### What you will do
Each entry below must be repeated word for word.

### Dataset entries
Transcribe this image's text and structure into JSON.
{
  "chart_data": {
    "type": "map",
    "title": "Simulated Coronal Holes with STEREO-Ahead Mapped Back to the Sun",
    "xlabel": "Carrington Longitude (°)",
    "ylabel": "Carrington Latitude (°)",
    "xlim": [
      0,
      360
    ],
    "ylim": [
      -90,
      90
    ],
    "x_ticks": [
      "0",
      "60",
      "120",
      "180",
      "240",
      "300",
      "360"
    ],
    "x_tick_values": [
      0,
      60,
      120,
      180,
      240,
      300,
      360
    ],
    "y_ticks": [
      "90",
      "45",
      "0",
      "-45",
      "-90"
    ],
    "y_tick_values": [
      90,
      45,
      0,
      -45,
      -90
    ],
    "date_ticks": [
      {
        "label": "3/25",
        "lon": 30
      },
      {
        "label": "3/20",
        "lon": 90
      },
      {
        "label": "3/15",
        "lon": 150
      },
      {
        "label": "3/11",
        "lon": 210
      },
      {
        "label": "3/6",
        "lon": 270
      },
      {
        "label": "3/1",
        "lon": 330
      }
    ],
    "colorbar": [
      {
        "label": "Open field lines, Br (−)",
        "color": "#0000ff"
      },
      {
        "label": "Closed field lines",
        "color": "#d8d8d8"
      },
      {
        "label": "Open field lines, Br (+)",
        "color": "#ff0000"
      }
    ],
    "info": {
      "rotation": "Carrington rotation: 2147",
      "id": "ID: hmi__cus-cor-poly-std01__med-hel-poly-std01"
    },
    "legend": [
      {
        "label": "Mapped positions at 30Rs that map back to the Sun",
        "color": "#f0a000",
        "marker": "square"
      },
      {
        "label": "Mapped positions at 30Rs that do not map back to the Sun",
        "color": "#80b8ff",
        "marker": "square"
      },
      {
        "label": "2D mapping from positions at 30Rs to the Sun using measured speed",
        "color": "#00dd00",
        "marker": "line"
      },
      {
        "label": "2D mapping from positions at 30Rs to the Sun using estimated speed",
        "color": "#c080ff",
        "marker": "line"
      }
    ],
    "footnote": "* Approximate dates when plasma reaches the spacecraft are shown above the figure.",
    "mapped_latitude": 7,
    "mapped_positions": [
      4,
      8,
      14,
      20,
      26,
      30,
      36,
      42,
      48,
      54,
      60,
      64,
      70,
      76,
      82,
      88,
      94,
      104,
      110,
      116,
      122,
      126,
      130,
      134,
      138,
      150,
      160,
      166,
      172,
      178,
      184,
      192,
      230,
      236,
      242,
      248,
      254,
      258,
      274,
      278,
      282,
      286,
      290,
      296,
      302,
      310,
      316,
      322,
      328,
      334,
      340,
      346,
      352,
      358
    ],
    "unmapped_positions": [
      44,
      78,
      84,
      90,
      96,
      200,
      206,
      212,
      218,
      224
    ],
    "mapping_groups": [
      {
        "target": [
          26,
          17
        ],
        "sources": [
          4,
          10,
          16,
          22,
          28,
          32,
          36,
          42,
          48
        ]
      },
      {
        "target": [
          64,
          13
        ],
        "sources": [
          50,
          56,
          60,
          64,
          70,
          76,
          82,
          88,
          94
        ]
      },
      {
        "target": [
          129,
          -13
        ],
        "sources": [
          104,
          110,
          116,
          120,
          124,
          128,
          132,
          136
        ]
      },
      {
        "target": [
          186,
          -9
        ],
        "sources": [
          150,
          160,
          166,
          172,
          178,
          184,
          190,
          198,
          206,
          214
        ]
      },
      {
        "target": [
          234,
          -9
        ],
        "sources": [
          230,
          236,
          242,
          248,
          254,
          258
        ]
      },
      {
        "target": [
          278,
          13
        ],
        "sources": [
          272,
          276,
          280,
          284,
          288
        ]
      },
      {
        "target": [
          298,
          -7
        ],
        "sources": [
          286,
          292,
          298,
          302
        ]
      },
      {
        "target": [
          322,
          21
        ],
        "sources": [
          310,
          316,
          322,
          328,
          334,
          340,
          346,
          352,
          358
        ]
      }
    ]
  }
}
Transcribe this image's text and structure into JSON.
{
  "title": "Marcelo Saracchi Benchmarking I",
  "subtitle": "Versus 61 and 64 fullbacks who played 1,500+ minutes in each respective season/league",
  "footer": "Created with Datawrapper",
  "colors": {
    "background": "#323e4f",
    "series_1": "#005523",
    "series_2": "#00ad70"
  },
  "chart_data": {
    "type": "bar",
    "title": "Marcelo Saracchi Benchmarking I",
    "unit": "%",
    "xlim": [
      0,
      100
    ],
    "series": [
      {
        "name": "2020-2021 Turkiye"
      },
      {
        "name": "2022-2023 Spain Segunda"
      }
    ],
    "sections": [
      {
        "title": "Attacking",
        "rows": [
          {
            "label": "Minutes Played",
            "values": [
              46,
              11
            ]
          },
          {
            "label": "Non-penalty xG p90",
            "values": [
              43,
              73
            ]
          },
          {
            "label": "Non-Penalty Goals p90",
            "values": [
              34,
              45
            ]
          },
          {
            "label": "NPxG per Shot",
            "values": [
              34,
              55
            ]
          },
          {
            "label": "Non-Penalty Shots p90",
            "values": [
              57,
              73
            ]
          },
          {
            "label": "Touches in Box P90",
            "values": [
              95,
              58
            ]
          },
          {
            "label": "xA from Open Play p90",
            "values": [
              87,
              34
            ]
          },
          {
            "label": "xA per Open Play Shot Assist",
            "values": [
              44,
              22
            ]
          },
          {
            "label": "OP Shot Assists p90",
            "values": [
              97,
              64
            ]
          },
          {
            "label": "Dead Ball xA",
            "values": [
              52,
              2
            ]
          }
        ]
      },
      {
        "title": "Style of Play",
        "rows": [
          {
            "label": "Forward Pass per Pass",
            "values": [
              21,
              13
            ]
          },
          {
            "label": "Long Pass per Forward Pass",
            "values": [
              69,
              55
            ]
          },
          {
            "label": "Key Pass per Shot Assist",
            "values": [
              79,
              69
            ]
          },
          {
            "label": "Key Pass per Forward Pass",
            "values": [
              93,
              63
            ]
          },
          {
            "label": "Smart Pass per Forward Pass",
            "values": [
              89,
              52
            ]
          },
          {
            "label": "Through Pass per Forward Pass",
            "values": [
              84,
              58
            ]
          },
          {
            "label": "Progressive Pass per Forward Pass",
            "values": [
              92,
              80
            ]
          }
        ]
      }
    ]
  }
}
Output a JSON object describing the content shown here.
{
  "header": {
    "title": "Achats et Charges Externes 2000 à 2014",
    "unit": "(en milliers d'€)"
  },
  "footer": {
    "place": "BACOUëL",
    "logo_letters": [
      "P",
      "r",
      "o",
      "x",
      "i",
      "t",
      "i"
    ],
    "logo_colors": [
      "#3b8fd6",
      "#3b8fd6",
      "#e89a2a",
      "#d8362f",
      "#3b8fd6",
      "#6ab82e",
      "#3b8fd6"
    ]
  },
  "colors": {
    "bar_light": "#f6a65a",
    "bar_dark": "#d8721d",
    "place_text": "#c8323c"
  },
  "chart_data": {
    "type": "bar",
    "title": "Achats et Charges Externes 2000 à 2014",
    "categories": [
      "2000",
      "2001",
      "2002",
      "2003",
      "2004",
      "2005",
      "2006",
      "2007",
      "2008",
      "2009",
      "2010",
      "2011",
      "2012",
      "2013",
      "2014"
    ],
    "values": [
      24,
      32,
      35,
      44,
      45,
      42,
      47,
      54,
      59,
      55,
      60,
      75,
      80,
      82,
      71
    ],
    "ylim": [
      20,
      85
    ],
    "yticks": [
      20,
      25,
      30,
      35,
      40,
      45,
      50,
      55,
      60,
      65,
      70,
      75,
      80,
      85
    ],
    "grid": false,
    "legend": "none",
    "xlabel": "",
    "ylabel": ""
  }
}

### The reply
Transcribe this image's text and structure into JSON.
{
  "chart_data": {
    "type": "map",
    "title": "Simulated Coronal Holes with STEREO-Ahead Mapped Back to the Sun",
    "xlabel": "Carrington Longitude (°)",
    "ylabel": "Carrington Latitude (°)",
    "xlim": [
      0,
      360
    ],
    "ylim": [
      -90,
      90
    ],
    "x_ticks": [
      "0",
      "60",
      "120",
      "180",
      "240",
      "300",
      "360"
    ],
    "x_tick_values": [
      0,
      60,
      120,
      180,
      240,
      300,
      360
    ],
    "y_ticks": [
      "90",
      "45",
      "0",
      "-45",
      "-90"
    ],
    "y_tick_values": [
      90,
      45,
      0,
      -45,
      -90
    ],
    "date_ticks": [
      {
        "label": "3/25",
        "lon": 30
      },
      {
        "label": "3/20",
        "lon": 90
      },
      {
        "label": "3/15",
        "lon": 150
      },
      {
        "label": "3/11",
        "lon": 210
      },
      {
        "label": "3/6",
        "lon": 270
      },
      {
        "label": "3/1",
        "lon": 330
      }
    ],
    "colorbar": [
      {
        "label": "Open field lines, Br (−)",
        "color": "#0000ff"
      },
      {
        "label": "Closed field lines",
        "color": "#d8d8d8"
      },
      {
        "label": "Open field lines, Br (+)",
        "color": "#ff0000"
      }
    ],
    "info": {
      "rotation": "Carrington rotation: 2147",
      "id": "ID: hmi__cus-cor-poly-std01__med-hel-poly-std01"
    },
    "legend": [
      {
        "label": "Mapped positions at 30Rs that map back to the Sun",
        "color": "#f0a000",
        "marker": "square"
      },
      {
        "label": "Mapped positions at 30Rs that do not map back to the Sun",
        "color": "#80b8ff",
        "marker": "square"
      },
      {
        "label": "2D mapping from positions at 30Rs to the Sun using measured speed",
        "color": "#00dd00",
        "marker": "line"
      },
      {
        "label": "2D mapping from positions at 30Rs to the Sun using estimated speed",
        "color": "#c080ff",
        "marker": "line"
      }
    ],
    "footnote": "* Approximate dates when plasma reaches the spacecraft are shown above the figure.",
    "mapped_latitude": 7,
    "mapped_positions": [
      4,
      8,
      14,
      20,
      26,
      30,
      36,
      42,
      48,
      54,
      60,
      64,
      70,
      76,
      82,
      88,
      94,
      104,
      110,
      116,
      122,
      126,
      130,
      134,
      138,
      150,
      160,
      166,
      172,
      178,
      184,
      192,
      230,
      236,
      242,
      248,
      254,
      258,
      274,
      278,
      282,
      286,
      290,
      296,
      302,
      310,
      316,
      322,
      328,
      334,
      340,
      346,
      352,
      358
    ],
    "unmapped_positions": [
      44,
      78,
      84,
      90,
      96,
      200,
      206,
      212,
      218,
      224
    ],
    "mapping_groups": [
      {
        "target": [
          26,
          17
        ],
        "sources": [
          4,
          10,
          16,
          22,
          28,
          32,
          36,
          42,
          48
        ]
      },
      {
        "target": [
          64,
          13
        ],
        "sources": [
          50,
          56,
          60,
          64,
          70,
          76,
          82,
          88,
          94
        ]
      },
      {
        "target": [
          129,
          -13
        ],
        "sources": [
          104,
          110,
          116,
          120,
          124,
          128,
          132,
          136
        ]
      },
      {
        "target": [
          186,
          -9
        ],
        "sources": [
          150,
          160,
          166,
          172,
          178,
          184,
          190,
          198,
          206,
          214
        ]
      },
      {
        "target": [
          234,
          -9
        ],
        "sources": [
          230,
          236,
          242,
          248,
          254,
          258
        ]
      },
      {
        "target": [
          278,
          13
        ],
        "sources": [
          272,
          276,
          280,
          284,
          288
        ]
      },
      {
        "target": [
          298,
          -7
        ],
        "sources": [
          286,
          292,
          298,
          302
        ]
      },
      {
        "target": [
          322,
          21
        ],
        "sources": [
          310,
          316,
          322,
          328,
          334,
          340,
          346,
          352,
          358
        ]
      }
    ]
  }
}
Transcribe this image's text and structure into JSON.
{
  "title": "Marcelo Saracchi Benchmarking I",
  "subtitle": "Versus 61 and 64 fullbacks who played 1,500+ minutes in each respective season/league",
  "footer": "Created with Datawrapper",
  "colors": {
    "background": "#323e4f",
    "series_1": "#005523",
    "series_2": "#00ad70"
  },
  "chart_data": {
    "type": "bar",
    "title": "Marcelo Saracchi Benchmarking I",
    "unit": "%",
    "xlim": [
      0,
      100
    ],
    "series": [
      {
        "name": "2020-2021 Turkiye"
      },
      {
        "name": "2022-2023 Spain Segunda"
      }
    ],
    "sections": [
      {
        "title": "Attacking",
        "rows": [
          {
            "label": "Minutes Played",
            "values": [
              46,
              11
            ]
          },
          {
            "label": "Non-penalty xG p90",
            "values": [
              43,
              73
            ]
          },
          {
            "label": "Non-Penalty Goals p90",
            "values": [
              34,
              45
            ]
          },
          {
            "label": "NPxG per Shot",
            "values": [
              34,
              55
            ]
          },
          {
            "label": "Non-Penalty Shots p90",
            "values": [
              57,
              73
            ]
          },
          {
            "label": "Touches in Box P90",
            "values": [
              95,
              58
            ]
          },
          {
            "label": "xA from Open Play p90",
            "values": [
              87,
              34
            ]
          },
          {
            "label": "xA per Open Play Shot Assist",
            "values": [
              44,
              22
            ]
          },
          {
            "label": "OP Shot Assists p90",
            "values": [
              97,
              64
            ]
          },
          {
            "label": "Dead Ball xA",
            "values": [
              52,
              2
            ]
          }
        ]
      },
      {
        "title": "Style of Play",
        "rows": [
          {
            "label": "Forward Pass per Pass",
            "values": [
              21,
              13
            ]
          },
          {
            "label": "Long Pass per Forward Pass",
            "values": [
              69,
              55
            ]
          },
          {
            "label": "Key Pass per Shot Assist",
            "values": [
              79,
              69
            ]
          },
          {
            "label": "Key Pass per Forward Pass",
            "values": [
              93,
              63
            ]
          },
          {
            "label": "Smart Pass per Forward Pass",
            "values": [
              89,
              52
            ]
          },
          {
            "label": "Through Pass per Forward Pass",
            "values": [
              84,
              58
            ]
          },
          {
            "label": "Progressive Pass per Forward Pass",
            "values": [
              92,
              80
            ]
          }
        ]
      }
    ]
  }
}
Output a JSON object describing the content shown here.
{
  "header": {
    "title": "Achats et Charges Externes 2000 à 2014",
    "unit": "(en milliers d'€)"
  },
  "footer": {
    "place": "BACOUëL",
    "logo_letters": [
      "P",
      "r",
      "o",
      "x",
      "i",
      "t",
      "i"
    ],
    "logo_colors": [
      "#3b8fd6",
      "#3b8fd6",
      "#e89a2a",
      "#d8362f",
      "#3b8fd6",
      "#6ab82e",
      "#3b8fd6"
    ]
  },
  "colors": {
    "bar_light": "#f6a65a",
    "bar_dark": "#d8721d",
    "place_text": "#c8323c"
  },
  "chart_data": {
    "type": "bar",
    "title": "Achats et Charges Externes 2000 à 2014",
    "categories": [
      "2000",
      "2001",
      "2002",
      "2003",
      "2004",
      "2005",
      "2006",
      "2007",
      "2008",
      "2009",
      "2010",
      "2011",
      "2012",
      "2013",
      "2014"
    ],
    "values": [
      24,
      32,
      35,
      44,
      45,
      42,
      47,
      54,
      59,
      55,
      60,
      75,
      80,
      82,
      71
    ],
    "ylim": [
      20,
      85
    ],
    "yticks": [
      20,
      25,
      30,
      35,
      40,
      45,
      50,
      55,
      60,
      65,
      70,
      75,
      80,
      85
    ],
    "grid": false,
    "legend": "none",
    "xlabel": "",
    "ylabel": ""
  }
}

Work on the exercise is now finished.